What to produce
Write out every entry word for word.
-- begin Input --
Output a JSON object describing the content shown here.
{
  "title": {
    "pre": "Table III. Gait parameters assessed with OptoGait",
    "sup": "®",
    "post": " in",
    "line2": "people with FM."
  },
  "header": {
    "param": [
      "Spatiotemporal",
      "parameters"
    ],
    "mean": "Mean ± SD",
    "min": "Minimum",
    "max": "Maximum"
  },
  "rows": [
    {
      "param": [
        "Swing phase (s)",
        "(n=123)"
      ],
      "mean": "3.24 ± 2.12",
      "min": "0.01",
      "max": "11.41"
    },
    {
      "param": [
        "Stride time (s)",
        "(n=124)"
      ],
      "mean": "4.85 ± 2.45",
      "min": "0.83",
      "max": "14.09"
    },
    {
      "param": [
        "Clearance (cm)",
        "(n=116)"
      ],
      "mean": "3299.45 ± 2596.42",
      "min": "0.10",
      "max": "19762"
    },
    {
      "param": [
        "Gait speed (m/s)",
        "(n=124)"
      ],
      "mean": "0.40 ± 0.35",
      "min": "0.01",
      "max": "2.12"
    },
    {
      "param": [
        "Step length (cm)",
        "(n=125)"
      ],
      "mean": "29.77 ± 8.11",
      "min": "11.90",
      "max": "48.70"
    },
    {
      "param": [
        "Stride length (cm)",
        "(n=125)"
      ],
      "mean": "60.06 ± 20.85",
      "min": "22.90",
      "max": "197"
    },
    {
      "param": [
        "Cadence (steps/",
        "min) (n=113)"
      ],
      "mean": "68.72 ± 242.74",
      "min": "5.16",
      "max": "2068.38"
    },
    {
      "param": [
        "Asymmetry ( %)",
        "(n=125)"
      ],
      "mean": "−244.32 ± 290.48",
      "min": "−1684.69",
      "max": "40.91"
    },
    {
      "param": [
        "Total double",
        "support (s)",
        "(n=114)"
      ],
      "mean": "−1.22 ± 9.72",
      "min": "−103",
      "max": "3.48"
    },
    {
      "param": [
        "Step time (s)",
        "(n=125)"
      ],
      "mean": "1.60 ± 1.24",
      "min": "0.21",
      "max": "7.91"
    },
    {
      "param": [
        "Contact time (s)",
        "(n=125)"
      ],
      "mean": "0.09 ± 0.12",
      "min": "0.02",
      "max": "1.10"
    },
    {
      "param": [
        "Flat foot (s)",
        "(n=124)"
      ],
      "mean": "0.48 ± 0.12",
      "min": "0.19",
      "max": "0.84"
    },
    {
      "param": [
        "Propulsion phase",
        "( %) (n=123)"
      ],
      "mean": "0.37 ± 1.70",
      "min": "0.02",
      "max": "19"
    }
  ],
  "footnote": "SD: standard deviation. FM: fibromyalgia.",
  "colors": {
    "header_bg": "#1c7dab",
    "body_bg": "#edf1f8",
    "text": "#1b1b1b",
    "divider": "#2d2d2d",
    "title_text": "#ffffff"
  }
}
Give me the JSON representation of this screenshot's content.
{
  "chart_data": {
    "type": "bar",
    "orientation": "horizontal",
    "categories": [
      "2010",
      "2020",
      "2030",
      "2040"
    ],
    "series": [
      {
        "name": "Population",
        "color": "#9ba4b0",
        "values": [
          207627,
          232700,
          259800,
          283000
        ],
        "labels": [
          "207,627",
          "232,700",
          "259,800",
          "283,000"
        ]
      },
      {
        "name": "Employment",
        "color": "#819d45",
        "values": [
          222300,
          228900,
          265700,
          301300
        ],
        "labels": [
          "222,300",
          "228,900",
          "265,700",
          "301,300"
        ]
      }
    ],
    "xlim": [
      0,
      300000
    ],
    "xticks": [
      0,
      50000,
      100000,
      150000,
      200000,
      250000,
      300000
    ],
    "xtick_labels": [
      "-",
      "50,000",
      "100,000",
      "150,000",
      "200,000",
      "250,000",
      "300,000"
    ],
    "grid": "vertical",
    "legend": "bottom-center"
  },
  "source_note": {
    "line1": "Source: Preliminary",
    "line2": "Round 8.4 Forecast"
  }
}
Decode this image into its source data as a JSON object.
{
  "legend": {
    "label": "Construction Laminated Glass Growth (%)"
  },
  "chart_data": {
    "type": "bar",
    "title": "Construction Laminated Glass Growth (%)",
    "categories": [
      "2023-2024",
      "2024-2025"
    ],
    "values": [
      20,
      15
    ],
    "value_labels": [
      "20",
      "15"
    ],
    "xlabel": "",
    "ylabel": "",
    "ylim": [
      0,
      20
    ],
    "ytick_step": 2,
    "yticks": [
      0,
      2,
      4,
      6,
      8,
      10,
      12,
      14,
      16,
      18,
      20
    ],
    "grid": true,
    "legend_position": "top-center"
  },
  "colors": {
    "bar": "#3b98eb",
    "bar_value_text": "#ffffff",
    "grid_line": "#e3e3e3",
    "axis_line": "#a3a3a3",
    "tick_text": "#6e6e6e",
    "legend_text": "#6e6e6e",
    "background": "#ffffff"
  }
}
-- end Input --
Task result
Output a JSON object describing the content shown here.
{
  "title": {
    "pre": "Table III. Gait parameters assessed with OptoGait",
    "sup": "®",
    "post": " in",
    "line2": "people with FM."
  },
  "header": {
    "param": [
      "Spatiotemporal",
      "parameters"
    ],
    "mean": "Mean ± SD",
    "min": "Minimum",
    "max": "Maximum"
  },
  "rows": [
    {
      "param": [
        "Swing phase (s)",
        "(n=123)"
      ],
      "mean": "3.24 ± 2.12",
      "min": "0.01",
      "max": "11.41"
    },
    {
      "param": [
        "Stride time (s)",
        "(n=124)"
      ],
      "mean": "4.85 ± 2.45",
      "min": "0.83",
      "max": "14.09"
    },
    {
      "param": [
        "Clearance (cm)",
        "(n=116)"
      ],
      "mean": "3299.45 ± 2596.42",
      "min": "0.10",
      "max": "19762"
    },
    {
      "param": [
        "Gait speed (m/s)",
        "(n=124)"
      ],
      "mean": "0.40 ± 0.35",
      "min": "0.01",
      "max": "2.12"
    },
    {
      "param": [
        "Step length (cm)",
        "(n=125)"
      ],
      "mean": "29.77 ± 8.11",
      "min": "11.90",
      "max": "48.70"
    },
    {
      "param": [
        "Stride length (cm)",
        "(n=125)"
      ],
      "mean": "60.06 ± 20.85",
      "min": "22.90",
      "max": "197"
    },
    {
      "param": [
        "Cadence (steps/",
        "min) (n=113)"
      ],
      "mean": "68.72 ± 242.74",
      "min": "5.16",
      "max": "2068.38"
    },
    {
      "param": [
        "Asymmetry ( %)",
        "(n=125)"
      ],
      "mean": "−244.32 ± 290.48",
      "min": "−1684.69",
      "max": "40.91"
    },
    {
      "param": [
        "Total double",
        "support (s)",
        "(n=114)"
      ],
      "mean": "−1.22 ± 9.72",
      "min": "−103",
      "max": "3.48"
    },
    {
      "param": [
        "Step time (s)",
        "(n=125)"
      ],
      "mean": "1.60 ± 1.24",
      "min": "0.21",
      "max": "7.91"
    },
    {
      "param": [
        "Contact time (s)",
        "(n=125)"
      ],
      "mean": "0.09 ± 0.12",
      "min": "0.02",
      "max": "1.10"
    },
    {
      "param": [
        "Flat foot (s)",
        "(n=124)"
      ],
      "mean": "0.48 ± 0.12",
      "min": "0.19",
      "max": "0.84"
    },
    {
      "param": [
        "Propulsion phase",
        "( %) (n=123)"
      ],
      "mean": "0.37 ± 1.70",
      "min": "0.02",
      "max": "19"
    }
  ],
  "footnote": "SD: standard deviation. FM: fibromyalgia.",
  "colors": {
    "header_bg": "#1c7dab",
    "body_bg": "#edf1f8",
    "text": "#1b1b1b",
    "divider": "#2d2d2d",
    "title_text": "#ffffff"
  }
}
Give me the JSON representation of this screenshot's content.
{
  "chart_data": {
    "type": "bar",
    "orientation": "horizontal",
    "categories": [
      "2010",
      "2020",
      "2030",
      "2040"
    ],
    "series": [
      {
        "name": "Population",
        "color": "#9ba4b0",
        "values": [
          207627,
          232700,
          259800,
          283000
        ],
        "labels": [
          "207,627",
          "232,700",
          "259,800",
          "283,000"
        ]
      },
      {
        "name": "Employment",
        "color": "#819d45",
        "values": [
          222300,
          228900,
          265700,
          301300
        ],
        "labels": [
          "222,300",
          "228,900",
          "265,700",
          "301,300"
        ]
      }
    ],
    "xlim": [
      0,
      300000
    ],
    "xticks": [
      0,
      50000,
      100000,
      150000,
      200000,
      250000,
      300000
    ],
    "xtick_labels": [
      "-",
      "50,000",
      "100,000",
      "150,000",
      "200,000",
      "250,000",
      "300,000"
    ],
    "grid": "vertical",
    "legend": "bottom-center"
  },
  "source_note": {
    "line1": "Source: Preliminary",
    "line2": "Round 8.4 Forecast"
  }
}
Decode this image into its source data as a JSON object.
{
  "legend": {
    "label": "Construction Laminated Glass Growth (%)"
  },
  "chart_data": {
    "type": "bar",
    "title": "Construction Laminated Glass Growth (%)",
    "categories": [
      "2023-2024",
      "2024-2025"
    ],
    "values": [
      20,
      15
    ],
    "value_labels": [
      "20",
      "15"
    ],
    "xlabel": "",
    "ylabel": "",
    "ylim": [
      0,
      20
    ],
    "ytick_step": 2,
    "yticks": [
      0,
      2,
      4,
      6,
      8,
      10,
      12,
      14,
      16,
      18,
      20
    ],
    "grid": true,
    "legend_position": "top-center"
  },
  "colors": {
    "bar": "#3b98eb",
    "bar_value_text": "#ffffff",
    "grid_line": "#e3e3e3",
    "axis_line": "#a3a3a3",
    "tick_text": "#6e6e6e",
    "legend_text": "#6e6e6e",
    "background": "#ffffff"
  }
}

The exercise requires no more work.